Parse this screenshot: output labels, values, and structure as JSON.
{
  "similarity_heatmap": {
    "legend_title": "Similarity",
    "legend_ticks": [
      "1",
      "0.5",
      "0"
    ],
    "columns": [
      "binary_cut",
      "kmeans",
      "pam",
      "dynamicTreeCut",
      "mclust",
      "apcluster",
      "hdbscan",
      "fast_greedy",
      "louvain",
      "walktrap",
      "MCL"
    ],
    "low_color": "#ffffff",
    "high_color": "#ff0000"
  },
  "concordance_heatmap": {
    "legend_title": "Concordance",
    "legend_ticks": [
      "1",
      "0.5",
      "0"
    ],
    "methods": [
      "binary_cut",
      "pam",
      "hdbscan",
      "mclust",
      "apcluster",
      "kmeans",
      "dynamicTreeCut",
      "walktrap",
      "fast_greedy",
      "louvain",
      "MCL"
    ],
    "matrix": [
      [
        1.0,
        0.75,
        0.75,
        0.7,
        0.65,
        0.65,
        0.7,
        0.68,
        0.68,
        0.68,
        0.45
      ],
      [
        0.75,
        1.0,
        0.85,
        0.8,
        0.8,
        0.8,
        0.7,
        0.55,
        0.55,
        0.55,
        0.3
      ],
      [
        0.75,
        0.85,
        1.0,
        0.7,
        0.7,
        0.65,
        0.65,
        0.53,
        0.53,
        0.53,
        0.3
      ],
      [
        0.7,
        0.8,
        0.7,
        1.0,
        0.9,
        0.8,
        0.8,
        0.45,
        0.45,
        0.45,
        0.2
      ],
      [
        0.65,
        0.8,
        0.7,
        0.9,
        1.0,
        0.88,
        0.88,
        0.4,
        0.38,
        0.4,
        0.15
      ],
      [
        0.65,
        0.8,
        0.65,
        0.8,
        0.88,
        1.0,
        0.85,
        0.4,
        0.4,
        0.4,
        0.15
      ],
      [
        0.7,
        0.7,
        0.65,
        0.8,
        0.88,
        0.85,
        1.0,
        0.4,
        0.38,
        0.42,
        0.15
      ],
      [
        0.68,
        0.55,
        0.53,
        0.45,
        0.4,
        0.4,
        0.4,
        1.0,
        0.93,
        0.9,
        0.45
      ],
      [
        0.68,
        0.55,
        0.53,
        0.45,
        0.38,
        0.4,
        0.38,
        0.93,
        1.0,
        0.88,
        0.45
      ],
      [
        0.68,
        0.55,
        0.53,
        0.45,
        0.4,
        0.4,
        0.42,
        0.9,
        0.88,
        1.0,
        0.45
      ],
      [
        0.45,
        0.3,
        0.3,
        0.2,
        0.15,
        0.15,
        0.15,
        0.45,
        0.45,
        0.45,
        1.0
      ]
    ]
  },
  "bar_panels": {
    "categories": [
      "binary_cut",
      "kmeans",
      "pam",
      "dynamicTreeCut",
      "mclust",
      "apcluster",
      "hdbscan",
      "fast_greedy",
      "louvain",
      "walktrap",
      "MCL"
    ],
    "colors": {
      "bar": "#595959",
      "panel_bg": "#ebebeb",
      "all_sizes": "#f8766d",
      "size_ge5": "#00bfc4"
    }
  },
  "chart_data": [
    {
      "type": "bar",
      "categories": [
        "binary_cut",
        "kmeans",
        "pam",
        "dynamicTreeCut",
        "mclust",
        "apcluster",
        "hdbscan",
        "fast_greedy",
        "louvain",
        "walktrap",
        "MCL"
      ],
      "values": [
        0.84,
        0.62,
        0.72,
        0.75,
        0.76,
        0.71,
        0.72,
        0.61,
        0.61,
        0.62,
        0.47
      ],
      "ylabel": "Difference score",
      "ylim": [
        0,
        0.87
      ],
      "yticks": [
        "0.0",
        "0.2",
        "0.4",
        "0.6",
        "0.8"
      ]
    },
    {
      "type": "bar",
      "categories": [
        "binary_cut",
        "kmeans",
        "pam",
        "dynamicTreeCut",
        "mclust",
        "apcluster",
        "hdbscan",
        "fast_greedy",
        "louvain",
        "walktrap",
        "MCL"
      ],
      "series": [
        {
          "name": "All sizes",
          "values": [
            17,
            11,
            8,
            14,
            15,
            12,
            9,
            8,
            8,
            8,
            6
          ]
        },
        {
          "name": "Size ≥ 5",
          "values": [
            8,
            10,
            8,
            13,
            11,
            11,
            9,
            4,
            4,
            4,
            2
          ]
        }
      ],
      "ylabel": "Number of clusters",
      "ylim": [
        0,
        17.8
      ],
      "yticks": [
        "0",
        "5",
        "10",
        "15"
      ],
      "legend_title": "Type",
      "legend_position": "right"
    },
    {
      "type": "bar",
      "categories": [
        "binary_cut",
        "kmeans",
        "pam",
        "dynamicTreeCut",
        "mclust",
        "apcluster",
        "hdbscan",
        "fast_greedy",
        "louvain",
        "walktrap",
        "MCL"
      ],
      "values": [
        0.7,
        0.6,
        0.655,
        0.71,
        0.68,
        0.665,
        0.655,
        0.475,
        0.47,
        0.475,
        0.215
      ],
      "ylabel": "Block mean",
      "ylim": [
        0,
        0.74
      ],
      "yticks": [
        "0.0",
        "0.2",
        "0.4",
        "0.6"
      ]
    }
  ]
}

WRITTEN INSTRUCTION: Copy out each record from above, exactly.

EXERCISE SOLUTION:
Parse this screenshot: output labels, values, and structure as JSON.
{
  "similarity_heatmap": {
    "legend_title": "Similarity",
    "legend_ticks": [
      "1",
      "0.5",
      "0"
    ],
    "columns": [
      "binary_cut",
      "kmeans",
      "pam",
      "dynamicTreeCut",
      "mclust",
      "apcluster",
      "hdbscan",
      "fast_greedy",
      "louvain",
      "walktrap",
      "MCL"
    ],
    "low_color": "#ffffff",
    "high_color": "#ff0000"
  },
  "concordance_heatmap": {
    "legend_title": "Concordance",
    "legend_ticks": [
      "1",
      "0.5",
      "0"
    ],
    "methods": [
      "binary_cut",
      "pam",
      "hdbscan",
      "mclust",
      "apcluster",
      "kmeans",
      "dynamicTreeCut",
      "walktrap",
      "fast_greedy",
      "louvain",
      "MCL"
    ],
    "matrix": [
      [
        1.0,
        0.75,
        0.75,
        0.7,
        0.65,
        0.65,
        0.7,
        0.68,
        0.68,
        0.68,
        0.45
      ],
      [
        0.75,
        1.0,
        0.85,
        0.8,
        0.8,
        0.8,
        0.7,
        0.55,
        0.55,
        0.55,
        0.3
      ],
      [
        0.75,
        0.85,
        1.0,
        0.7,
        0.7,
        0.65,
        0.65,
        0.53,
        0.53,
        0.53,
        0.3
      ],
      [
        0.7,
        0.8,
        0.7,
        1.0,
        0.9,
        0.8,
        0.8,
        0.45,
        0.45,
        0.45,
        0.2
      ],
      [
        0.65,
        0.8,
        0.7,
        0.9,
        1.0,
        0.88,
        0.88,
        0.4,
        0.38,
        0.4,
        0.15
      ],
      [
        0.65,
        0.8,
        0.65,
        0.8,
        0.88,
        1.0,
        0.85,
        0.4,
        0.4,
        0.4,
        0.15
      ],
      [
        0.7,
        0.7,
        0.65,
        0.8,
        0.88,
        0.85,
        1.0,
        0.4,
        0.38,
        0.42,
        0.15
      ],
      [
        0.68,
        0.55,
        0.53,
        0.45,
        0.4,
        0.4,
        0.4,
        1.0,
        0.93,
        0.9,
        0.45
      ],
      [
        0.68,
        0.55,
        0.53,
        0.45,
        0.38,
        0.4,
        0.38,
        0.93,
        1.0,
        0.88,
        0.45
      ],
      [
        0.68,
        0.55,
        0.53,
        0.45,
        0.4,
        0.4,
        0.42,
        0.9,
        0.88,
        1.0,
        0.45
      ],
      [
        0.45,
        0.3,
        0.3,
        0.2,
        0.15,
        0.15,
        0.15,
        0.45,
        0.45,
        0.45,
        1.0
      ]
    ]
  },
  "bar_panels": {
    "categories": [
      "binary_cut",
      "kmeans",
      "pam",
      "dynamicTreeCut",
      "mclust",
      "apcluster",
      "hdbscan",
      "fast_greedy",
      "louvain",
      "walktrap",
      "MCL"
    ],
    "colors": {
      "bar": "#595959",
      "panel_bg": "#ebebeb",
      "all_sizes": "#f8766d",
      "size_ge5": "#00bfc4"
    }
  },
  "chart_data": [
    {
      "type": "bar",
      "categories": [
        "binary_cut",
        "kmeans",
        "pam",
        "dynamicTreeCut",
        "mclust",
        "apcluster",
        "hdbscan",
        "fast_greedy",
        "louvain",
        "walktrap",
        "MCL"
      ],
      "values": [
        0.84,
        0.62,
        0.72,
        0.75,
        0.76,
        0.71,
        0.72,
        0.61,
        0.61,
        0.62,
        0.47
      ],
      "ylabel": "Difference score",
      "ylim": [
        0,
        0.87
      ],
      "yticks": [
        "0.0",
        "0.2",
        "0.4",
        "0.6",
        "0.8"
      ]
    },
    {
      "type": "bar",
      "categories": [
        "binary_cut",
        "kmeans",
        "pam",
        "dynamicTreeCut",
        "mclust",
        "apcluster",
        "hdbscan",
        "fast_greedy",
        "louvain",
        "walktrap",
        "MCL"
      ],
      "series": [
        {
          "name": "All sizes",
          "values": [
            17,
            11,
            8,
            14,
            15,
            12,
            9,
            8,
            8,
            8,
            6
          ]
        },
        {
          "name": "Size ≥ 5",
          "values": [
            8,
            10,
            8,
            13,
            11,
            11,
            9,
            4,
            4,
            4,
            2
          ]
        }
      ],
      "ylabel": "Number of clusters",
      "ylim": [
        0,
        17.8
      ],
      "yticks": [
        "0",
        "5",
        "10",
        "15"
      ],
      "legend_title": "Type",
      "legend_position": "right"
    },
    {
      "type": "bar",
      "categories": [
        "binary_cut",
        "kmeans",
        "pam",
        "dynamicTreeCut",
        "mclust",
        "apcluster",
        "hdbscan",
        "fast_greedy",
        "louvain",
        "walktrap",
        "MCL"
      ],
      "values": [
        0.7,
        0.6,
        0.655,
        0.71,
        0.68,
        0.665,
        0.655,
        0.475,
        0.47,
        0.475,
        0.215
      ],
      "ylabel": "Block mean",
      "ylim": [
        0,
        0.74
      ],
      "yticks": [
        "0.0",
        "0.2",
        "0.4",
        "0.6"
      ]
    }
  ]
}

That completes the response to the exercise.